Work instructions:
Every record must appear in your copy exactly as written, with no pictures.

[Stored data]
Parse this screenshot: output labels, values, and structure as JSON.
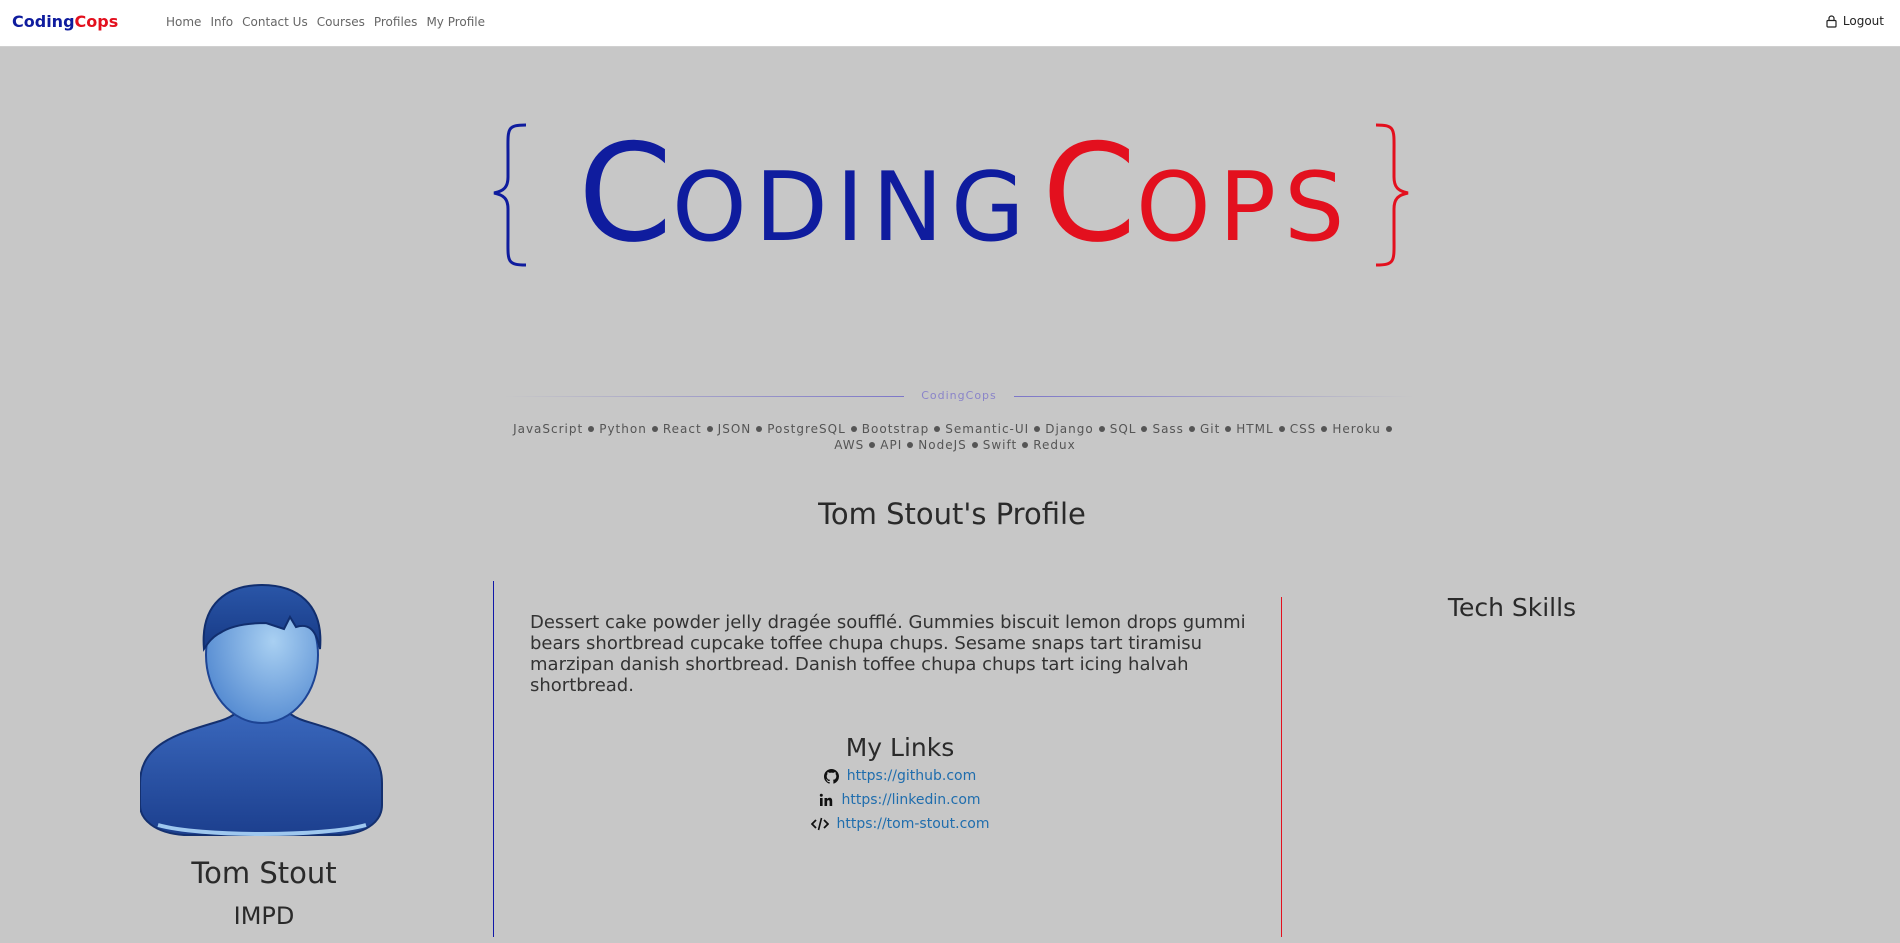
{
  "nav": {
    "brand_part1": "Coding",
    "brand_part2": "Cops",
    "links": [
      "Home",
      "Info",
      "Contact Us",
      "Courses",
      "Profiles",
      "My Profile"
    ],
    "logout_label": "Logout"
  },
  "hero": {
    "logo_part1": "Coding",
    "logo_part2": "Cops",
    "colors": {
      "blue": "#0f1c9e",
      "red": "#e3101e"
    }
  },
  "tagline": {
    "label": "CodingCops",
    "tech_line1": [
      "JavaScript",
      "Python",
      "React",
      "JSON",
      "PostgreSQL",
      "Bootstrap",
      "Semantic-UI",
      "Django",
      "SQL",
      "Sass",
      "Git",
      "HTML",
      "CSS",
      "Heroku"
    ],
    "tech_line2": [
      "AWS",
      "API",
      "NodeJS",
      "Swift",
      "Redux"
    ]
  },
  "profile": {
    "title": "Tom Stout's Profile",
    "name": "Tom Stout",
    "department": "IMPD",
    "bio": "Dessert cake powder jelly dragée soufflé. Gummies biscuit lemon drops gummi bears shortbread cupcake toffee chupa chups. Sesame snaps tart tiramisu marzipan danish shortbread. Danish toffee chupa chups tart icing halvah shortbread.",
    "links_title": "My Links",
    "links": [
      {
        "icon": "github-icon",
        "url": "https://github.com"
      },
      {
        "icon": "linkedin-icon",
        "url": "https://linkedin.com"
      },
      {
        "icon": "code-icon",
        "url": "https://tom-stout.com"
      }
    ],
    "tech_skills_title": "Tech Skills"
  }
}
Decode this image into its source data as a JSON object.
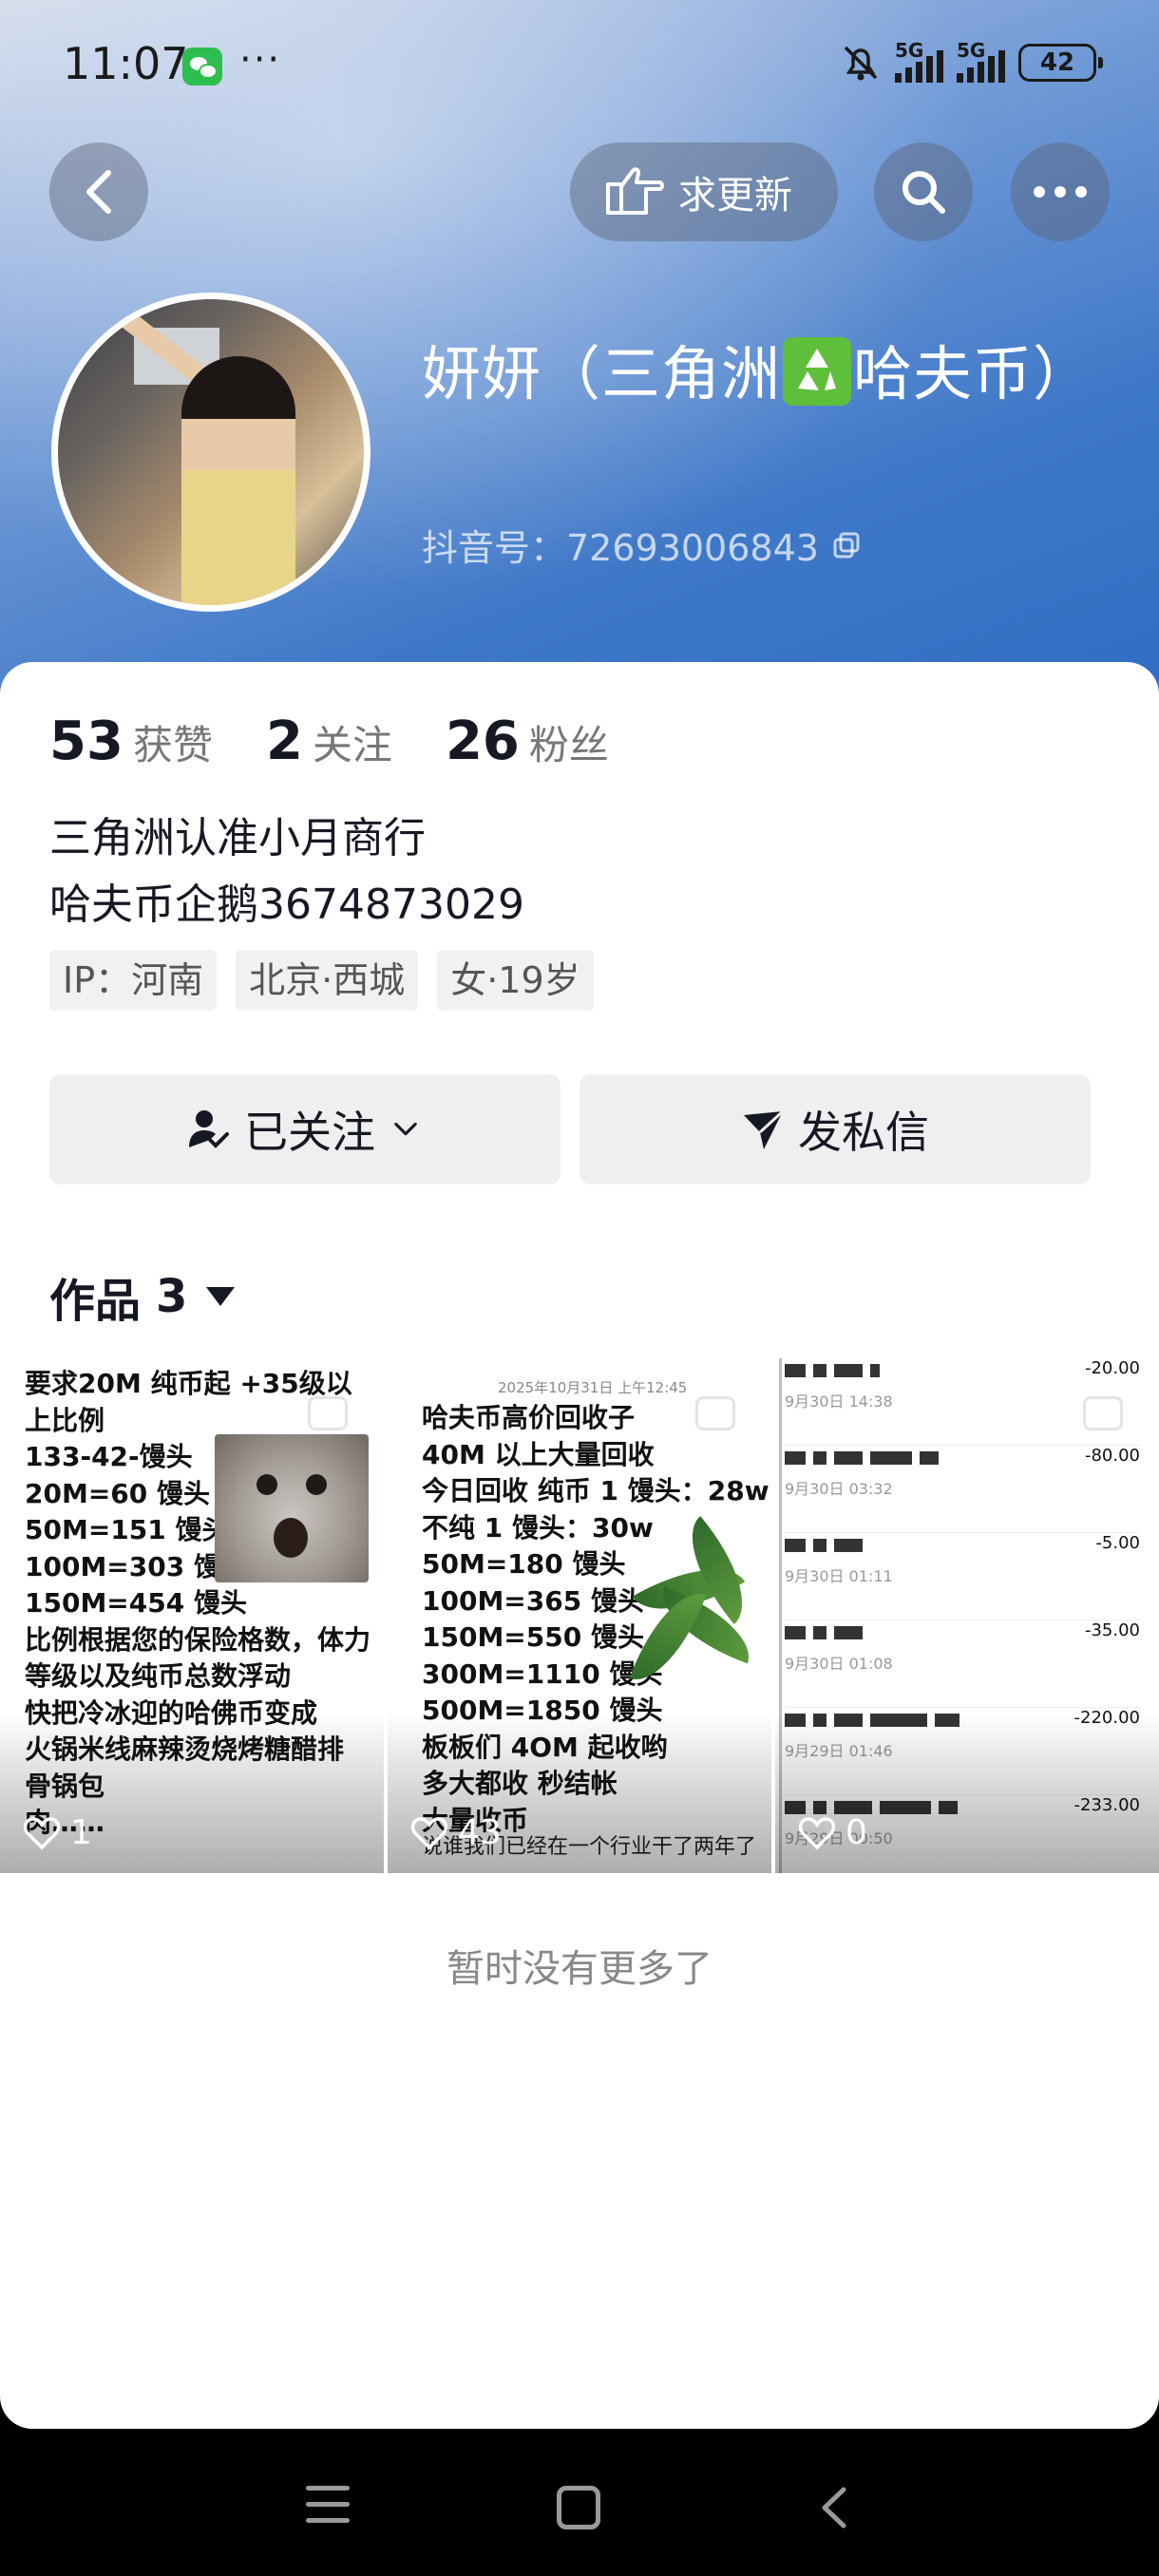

Answer to the exercise:
Parse this screenshot: output labels, values, and structure as JSON.
{
  "nav": {
    "brand_part1": "Coding",
    "brand_part2": "Cops",
    "links": [
      "Home",
      "Info",
      "Contact Us",
      "Courses",
      "Profiles",
      "My Profile"
    ],
    "logout_label": "Logout"
  },
  "hero": {
    "logo_part1": "Coding",
    "logo_part2": "Cops",
    "colors": {
      "blue": "#0f1c9e",
      "red": "#e3101e"
    }
  },
  "tagline": {
    "label": "CodingCops",
    "tech_line1": [
      "JavaScript",
      "Python",
      "React",
      "JSON",
      "PostgreSQL",
      "Bootstrap",
      "Semantic-UI",
      "Django",
      "SQL",
      "Sass",
      "Git",
      "HTML",
      "CSS",
      "Heroku"
    ],
    "tech_line2": [
      "AWS",
      "API",
      "NodeJS",
      "Swift",
      "Redux"
    ]
  },
  "profile": {
    "title": "Tom Stout's Profile",
    "name": "Tom Stout",
    "department": "IMPD",
    "bio": "Dessert cake powder jelly dragée soufflé. Gummies biscuit lemon drops gummi bears shortbread cupcake toffee chupa chups. Sesame snaps tart tiramisu marzipan danish shortbread. Danish toffee chupa chups tart icing halvah shortbread.",
    "links_title": "My Links",
    "links": [
      {
        "icon": "github-icon",
        "url": "https://github.com"
      },
      {
        "icon": "linkedin-icon",
        "url": "https://linkedin.com"
      },
      {
        "icon": "code-icon",
        "url": "https://tom-stout.com"
      }
    ],
    "tech_skills_title": "Tech Skills"
  }
}
Decode this image into its source data as a JSON object.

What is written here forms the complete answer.